-- BEGIN RECORDS FOR PROCESSING --

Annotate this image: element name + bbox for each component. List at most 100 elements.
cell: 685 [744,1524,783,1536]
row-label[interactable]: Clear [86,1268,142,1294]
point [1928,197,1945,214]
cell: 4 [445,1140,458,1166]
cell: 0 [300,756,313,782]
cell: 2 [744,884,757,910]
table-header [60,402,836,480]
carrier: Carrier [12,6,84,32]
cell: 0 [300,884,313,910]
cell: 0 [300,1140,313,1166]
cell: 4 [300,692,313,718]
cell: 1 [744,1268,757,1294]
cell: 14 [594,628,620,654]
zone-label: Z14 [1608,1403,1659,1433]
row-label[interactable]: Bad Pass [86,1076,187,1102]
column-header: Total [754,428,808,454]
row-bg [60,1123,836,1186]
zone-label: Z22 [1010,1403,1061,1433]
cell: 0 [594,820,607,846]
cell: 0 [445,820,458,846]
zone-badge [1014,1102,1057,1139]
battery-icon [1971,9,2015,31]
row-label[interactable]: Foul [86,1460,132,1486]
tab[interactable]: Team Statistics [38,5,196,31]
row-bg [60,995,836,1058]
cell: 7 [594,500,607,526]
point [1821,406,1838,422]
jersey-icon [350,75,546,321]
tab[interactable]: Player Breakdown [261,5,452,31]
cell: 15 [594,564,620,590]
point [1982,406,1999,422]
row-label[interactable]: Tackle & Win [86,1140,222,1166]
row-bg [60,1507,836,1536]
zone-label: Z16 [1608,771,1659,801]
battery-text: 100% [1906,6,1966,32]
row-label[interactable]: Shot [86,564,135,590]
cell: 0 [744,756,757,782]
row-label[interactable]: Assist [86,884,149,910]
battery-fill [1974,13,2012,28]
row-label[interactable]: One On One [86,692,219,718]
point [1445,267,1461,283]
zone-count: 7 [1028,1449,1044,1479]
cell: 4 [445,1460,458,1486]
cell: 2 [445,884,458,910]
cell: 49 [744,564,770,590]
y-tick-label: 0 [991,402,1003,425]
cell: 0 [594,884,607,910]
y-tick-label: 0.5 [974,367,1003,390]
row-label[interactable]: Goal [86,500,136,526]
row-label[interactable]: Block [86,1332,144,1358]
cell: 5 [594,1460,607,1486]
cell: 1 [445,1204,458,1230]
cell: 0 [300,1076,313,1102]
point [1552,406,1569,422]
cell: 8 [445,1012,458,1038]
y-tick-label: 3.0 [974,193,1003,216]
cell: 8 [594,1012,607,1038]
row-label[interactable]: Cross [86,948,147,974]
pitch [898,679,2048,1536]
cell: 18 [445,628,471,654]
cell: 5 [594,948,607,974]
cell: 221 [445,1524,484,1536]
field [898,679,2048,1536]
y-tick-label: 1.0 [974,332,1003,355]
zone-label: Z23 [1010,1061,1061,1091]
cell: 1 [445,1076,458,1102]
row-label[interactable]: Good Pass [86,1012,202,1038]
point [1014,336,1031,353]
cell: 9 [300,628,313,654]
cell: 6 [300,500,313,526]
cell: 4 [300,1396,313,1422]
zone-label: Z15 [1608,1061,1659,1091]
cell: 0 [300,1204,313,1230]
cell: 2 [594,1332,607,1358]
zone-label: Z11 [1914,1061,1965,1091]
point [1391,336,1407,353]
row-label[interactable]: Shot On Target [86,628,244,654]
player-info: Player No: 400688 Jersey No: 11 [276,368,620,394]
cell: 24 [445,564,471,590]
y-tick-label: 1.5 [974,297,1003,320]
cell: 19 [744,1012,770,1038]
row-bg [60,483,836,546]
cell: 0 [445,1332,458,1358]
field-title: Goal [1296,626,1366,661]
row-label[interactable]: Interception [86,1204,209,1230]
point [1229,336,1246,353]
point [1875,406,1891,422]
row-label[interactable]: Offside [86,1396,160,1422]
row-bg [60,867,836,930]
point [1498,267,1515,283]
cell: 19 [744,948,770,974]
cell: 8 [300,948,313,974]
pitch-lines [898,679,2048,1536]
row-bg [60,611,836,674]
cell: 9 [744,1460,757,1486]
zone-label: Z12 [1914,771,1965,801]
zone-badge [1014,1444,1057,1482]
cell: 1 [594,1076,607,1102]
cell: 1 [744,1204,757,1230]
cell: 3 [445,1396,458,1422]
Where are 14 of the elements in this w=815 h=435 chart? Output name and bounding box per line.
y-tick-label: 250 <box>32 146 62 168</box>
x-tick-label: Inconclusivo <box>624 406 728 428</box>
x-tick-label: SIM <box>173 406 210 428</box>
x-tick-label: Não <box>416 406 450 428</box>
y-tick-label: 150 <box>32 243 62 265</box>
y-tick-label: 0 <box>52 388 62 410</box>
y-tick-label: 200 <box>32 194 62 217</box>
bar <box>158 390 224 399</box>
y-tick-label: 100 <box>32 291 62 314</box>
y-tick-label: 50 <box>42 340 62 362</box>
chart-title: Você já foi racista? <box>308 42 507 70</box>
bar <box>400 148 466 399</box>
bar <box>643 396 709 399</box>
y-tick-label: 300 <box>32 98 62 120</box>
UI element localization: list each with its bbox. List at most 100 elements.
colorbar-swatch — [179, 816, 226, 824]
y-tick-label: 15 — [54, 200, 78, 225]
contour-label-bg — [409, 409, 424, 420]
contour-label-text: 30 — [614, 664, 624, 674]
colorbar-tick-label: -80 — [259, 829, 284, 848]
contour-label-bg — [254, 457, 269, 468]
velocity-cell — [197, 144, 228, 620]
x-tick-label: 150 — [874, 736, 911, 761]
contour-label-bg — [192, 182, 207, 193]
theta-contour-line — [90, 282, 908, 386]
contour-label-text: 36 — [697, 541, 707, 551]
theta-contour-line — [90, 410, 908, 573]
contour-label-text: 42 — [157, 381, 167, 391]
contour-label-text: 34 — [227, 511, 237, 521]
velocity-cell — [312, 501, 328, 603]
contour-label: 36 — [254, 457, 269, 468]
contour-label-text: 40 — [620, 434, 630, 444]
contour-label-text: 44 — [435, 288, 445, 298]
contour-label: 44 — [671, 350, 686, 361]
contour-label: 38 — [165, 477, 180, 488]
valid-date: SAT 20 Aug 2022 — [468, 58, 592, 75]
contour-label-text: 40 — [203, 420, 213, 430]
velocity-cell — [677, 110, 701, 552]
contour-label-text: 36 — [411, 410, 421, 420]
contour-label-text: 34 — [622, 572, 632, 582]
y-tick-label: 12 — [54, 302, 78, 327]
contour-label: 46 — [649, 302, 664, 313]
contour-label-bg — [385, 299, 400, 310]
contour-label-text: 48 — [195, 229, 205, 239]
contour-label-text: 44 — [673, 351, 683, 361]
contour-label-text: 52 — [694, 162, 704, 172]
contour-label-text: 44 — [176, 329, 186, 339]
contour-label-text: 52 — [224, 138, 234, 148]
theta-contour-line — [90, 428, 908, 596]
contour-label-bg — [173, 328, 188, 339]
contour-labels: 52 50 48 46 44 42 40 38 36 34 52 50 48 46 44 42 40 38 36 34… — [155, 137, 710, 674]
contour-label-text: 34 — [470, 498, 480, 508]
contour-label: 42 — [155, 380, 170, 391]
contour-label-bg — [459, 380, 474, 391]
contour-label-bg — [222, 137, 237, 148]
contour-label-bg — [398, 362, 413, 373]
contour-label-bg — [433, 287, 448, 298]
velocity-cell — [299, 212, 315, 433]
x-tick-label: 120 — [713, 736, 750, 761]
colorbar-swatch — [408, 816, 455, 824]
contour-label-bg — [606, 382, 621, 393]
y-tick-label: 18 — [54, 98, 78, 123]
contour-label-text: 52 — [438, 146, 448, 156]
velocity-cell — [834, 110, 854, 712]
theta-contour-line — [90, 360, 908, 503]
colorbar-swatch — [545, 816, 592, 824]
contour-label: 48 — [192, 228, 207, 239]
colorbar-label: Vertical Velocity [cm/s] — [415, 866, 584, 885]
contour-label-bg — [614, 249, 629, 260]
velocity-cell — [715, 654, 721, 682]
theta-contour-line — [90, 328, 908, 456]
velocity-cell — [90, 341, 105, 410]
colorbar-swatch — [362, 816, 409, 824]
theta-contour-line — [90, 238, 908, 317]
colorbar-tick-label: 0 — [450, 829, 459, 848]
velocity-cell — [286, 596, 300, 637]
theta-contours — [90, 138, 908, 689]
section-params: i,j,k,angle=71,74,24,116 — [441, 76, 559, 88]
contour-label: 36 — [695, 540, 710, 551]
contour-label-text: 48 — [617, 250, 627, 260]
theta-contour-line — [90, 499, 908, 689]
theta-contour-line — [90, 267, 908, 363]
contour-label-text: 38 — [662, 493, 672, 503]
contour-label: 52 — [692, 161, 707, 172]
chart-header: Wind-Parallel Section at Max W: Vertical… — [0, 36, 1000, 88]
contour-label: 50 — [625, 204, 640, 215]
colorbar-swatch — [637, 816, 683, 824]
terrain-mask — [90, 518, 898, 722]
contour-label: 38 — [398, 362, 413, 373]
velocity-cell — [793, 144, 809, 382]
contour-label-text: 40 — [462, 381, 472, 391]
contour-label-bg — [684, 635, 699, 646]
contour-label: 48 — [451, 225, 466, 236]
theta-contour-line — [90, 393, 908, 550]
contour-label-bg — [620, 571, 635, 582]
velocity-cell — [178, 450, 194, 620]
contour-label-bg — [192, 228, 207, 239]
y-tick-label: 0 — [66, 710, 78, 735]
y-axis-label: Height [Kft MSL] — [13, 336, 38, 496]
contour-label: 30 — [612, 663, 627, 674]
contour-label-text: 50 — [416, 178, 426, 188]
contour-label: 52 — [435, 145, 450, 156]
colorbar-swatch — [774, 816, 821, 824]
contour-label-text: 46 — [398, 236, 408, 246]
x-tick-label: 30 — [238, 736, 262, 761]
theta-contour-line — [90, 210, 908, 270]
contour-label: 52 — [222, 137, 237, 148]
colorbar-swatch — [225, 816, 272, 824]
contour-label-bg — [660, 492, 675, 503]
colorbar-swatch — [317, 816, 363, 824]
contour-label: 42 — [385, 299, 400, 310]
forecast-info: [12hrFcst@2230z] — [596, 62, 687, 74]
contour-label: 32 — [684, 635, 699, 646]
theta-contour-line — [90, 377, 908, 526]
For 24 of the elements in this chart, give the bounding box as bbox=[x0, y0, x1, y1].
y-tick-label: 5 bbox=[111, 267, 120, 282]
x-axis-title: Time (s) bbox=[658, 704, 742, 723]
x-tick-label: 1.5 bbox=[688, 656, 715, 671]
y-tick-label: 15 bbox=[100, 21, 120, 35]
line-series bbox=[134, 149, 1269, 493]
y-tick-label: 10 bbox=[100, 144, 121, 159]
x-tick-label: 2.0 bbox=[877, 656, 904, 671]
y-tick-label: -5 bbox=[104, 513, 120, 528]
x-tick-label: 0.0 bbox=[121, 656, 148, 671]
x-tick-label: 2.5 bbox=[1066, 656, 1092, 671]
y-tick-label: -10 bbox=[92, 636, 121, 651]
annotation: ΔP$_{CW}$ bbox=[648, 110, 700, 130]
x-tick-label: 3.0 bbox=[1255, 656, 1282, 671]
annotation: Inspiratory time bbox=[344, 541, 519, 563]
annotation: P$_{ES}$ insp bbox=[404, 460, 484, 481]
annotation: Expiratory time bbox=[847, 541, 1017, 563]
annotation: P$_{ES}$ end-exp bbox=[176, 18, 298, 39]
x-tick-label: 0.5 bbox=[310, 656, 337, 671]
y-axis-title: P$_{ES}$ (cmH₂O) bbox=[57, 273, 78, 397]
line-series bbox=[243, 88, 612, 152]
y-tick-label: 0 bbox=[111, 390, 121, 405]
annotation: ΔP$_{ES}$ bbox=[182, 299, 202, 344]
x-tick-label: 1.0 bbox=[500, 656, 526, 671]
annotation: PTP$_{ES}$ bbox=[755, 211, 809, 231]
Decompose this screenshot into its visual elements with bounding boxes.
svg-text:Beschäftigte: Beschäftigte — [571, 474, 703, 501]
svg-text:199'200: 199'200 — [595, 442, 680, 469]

-- END RECORDS FOR PROCESSING --

Output the records exactly as they appear, from the first line up to and including the line that contains "row-label[interactable]: Goal [86,500,136,526]", and nothing else.

Annotate this image: element name + bbox for each component. List at most 100 elements.
cell: 685 [744,1524,783,1536]
row-label[interactable]: Clear [86,1268,142,1294]
point [1928,197,1945,214]
cell: 4 [445,1140,458,1166]
cell: 0 [300,756,313,782]
cell: 2 [744,884,757,910]
table-header [60,402,836,480]
carrier: Carrier [12,6,84,32]
cell: 0 [300,884,313,910]
cell: 0 [300,1140,313,1166]
cell: 4 [300,692,313,718]
cell: 1 [744,1268,757,1294]
cell: 14 [594,628,620,654]
zone-label: Z14 [1608,1403,1659,1433]
row-label[interactable]: Bad Pass [86,1076,187,1102]
column-header: Total [754,428,808,454]
row-bg [60,1123,836,1186]
zone-label: Z22 [1010,1403,1061,1433]
cell: 0 [594,820,607,846]
cell: 0 [445,820,458,846]
zone-badge [1014,1102,1057,1139]
battery-icon [1971,9,2015,31]
row-label[interactable]: Foul [86,1460,132,1486]
tab[interactable]: Team Statistics [38,5,196,31]
row-bg [60,995,836,1058]
cell: 7 [594,500,607,526]
point [1821,406,1838,422]
jersey-icon [350,75,546,321]
tab[interactable]: Player Breakdown [261,5,452,31]
cell: 15 [594,564,620,590]
point [1982,406,1999,422]
row-label[interactable]: Tackle & Win [86,1140,222,1166]
row-bg [60,1507,836,1536]
zone-label: Z16 [1608,771,1659,801]
battery-text: 100% [1906,6,1966,32]
row-label[interactable]: Shot [86,564,135,590]
cell: 0 [744,756,757,782]
row-label[interactable]: Assist [86,884,149,910]
battery-fill [1974,13,2012,28]
row-label[interactable]: One On One [86,692,219,718]
point [1445,267,1461,283]
zone-count: 7 [1028,1449,1044,1479]
cell: 4 [445,1460,458,1486]
cell: 2 [445,884,458,910]
cell: 49 [744,564,770,590]
y-tick-label: 0 [991,402,1003,425]
cell: 0 [594,884,607,910]
y-tick-label: 0.5 [974,367,1003,390]
row-label[interactable]: Goal [86,500,136,526]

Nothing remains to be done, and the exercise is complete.